**Records for this task**
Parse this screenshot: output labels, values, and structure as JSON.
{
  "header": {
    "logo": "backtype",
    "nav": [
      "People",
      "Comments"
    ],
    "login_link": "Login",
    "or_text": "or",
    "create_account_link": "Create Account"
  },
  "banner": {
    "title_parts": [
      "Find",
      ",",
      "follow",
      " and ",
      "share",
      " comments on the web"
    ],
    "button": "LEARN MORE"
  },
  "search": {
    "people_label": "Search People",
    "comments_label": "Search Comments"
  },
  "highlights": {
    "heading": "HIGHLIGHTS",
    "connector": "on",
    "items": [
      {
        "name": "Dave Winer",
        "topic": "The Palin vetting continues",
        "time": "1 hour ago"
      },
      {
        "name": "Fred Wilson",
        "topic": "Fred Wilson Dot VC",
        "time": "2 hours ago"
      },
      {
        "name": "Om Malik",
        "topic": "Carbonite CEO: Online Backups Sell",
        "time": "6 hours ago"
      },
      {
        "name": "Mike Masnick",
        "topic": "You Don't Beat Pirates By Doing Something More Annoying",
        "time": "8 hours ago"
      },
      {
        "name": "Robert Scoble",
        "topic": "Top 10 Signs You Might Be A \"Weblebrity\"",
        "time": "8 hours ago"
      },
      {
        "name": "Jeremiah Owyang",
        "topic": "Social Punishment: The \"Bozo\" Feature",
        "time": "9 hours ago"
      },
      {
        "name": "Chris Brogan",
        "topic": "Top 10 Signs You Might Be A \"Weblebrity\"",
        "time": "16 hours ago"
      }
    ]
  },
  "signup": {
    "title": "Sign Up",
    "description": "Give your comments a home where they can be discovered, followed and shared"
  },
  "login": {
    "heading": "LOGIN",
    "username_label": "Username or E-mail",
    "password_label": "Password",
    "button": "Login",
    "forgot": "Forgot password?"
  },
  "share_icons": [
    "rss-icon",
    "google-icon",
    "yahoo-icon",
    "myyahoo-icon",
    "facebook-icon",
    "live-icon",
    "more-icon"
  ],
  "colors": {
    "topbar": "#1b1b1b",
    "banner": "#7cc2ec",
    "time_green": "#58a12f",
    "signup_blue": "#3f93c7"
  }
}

**Directions**
Repeat the data precisely, reproducing every entry.

**Answer below**
Parse this screenshot: output labels, values, and structure as JSON.
{
  "header": {
    "logo": "backtype",
    "nav": [
      "People",
      "Comments"
    ],
    "login_link": "Login",
    "or_text": "or",
    "create_account_link": "Create Account"
  },
  "banner": {
    "title_parts": [
      "Find",
      ",",
      "follow",
      " and ",
      "share",
      " comments on the web"
    ],
    "button": "LEARN MORE"
  },
  "search": {
    "people_label": "Search People",
    "comments_label": "Search Comments"
  },
  "highlights": {
    "heading": "HIGHLIGHTS",
    "connector": "on",
    "items": [
      {
        "name": "Dave Winer",
        "topic": "The Palin vetting continues",
        "time": "1 hour ago"
      },
      {
        "name": "Fred Wilson",
        "topic": "Fred Wilson Dot VC",
        "time": "2 hours ago"
      },
      {
        "name": "Om Malik",
        "topic": "Carbonite CEO: Online Backups Sell",
        "time": "6 hours ago"
      },
      {
        "name": "Mike Masnick",
        "topic": "You Don't Beat Pirates By Doing Something More Annoying",
        "time": "8 hours ago"
      },
      {
        "name": "Robert Scoble",
        "topic": "Top 10 Signs You Might Be A \"Weblebrity\"",
        "time": "8 hours ago"
      },
      {
        "name": "Jeremiah Owyang",
        "topic": "Social Punishment: The \"Bozo\" Feature",
        "time": "9 hours ago"
      },
      {
        "name": "Chris Brogan",
        "topic": "Top 10 Signs You Might Be A \"Weblebrity\"",
        "time": "16 hours ago"
      }
    ]
  },
  "signup": {
    "title": "Sign Up",
    "description": "Give your comments a home where they can be discovered, followed and shared"
  },
  "login": {
    "heading": "LOGIN",
    "username_label": "Username or E-mail",
    "password_label": "Password",
    "button": "Login",
    "forgot": "Forgot password?"
  },
  "share_icons": [
    "rss-icon",
    "google-icon",
    "yahoo-icon",
    "myyahoo-icon",
    "facebook-icon",
    "live-icon",
    "more-icon"
  ],
  "colors": {
    "topbar": "#1b1b1b",
    "banner": "#7cc2ec",
    "time_green": "#58a12f",
    "signup_blue": "#3f93c7"
  }
}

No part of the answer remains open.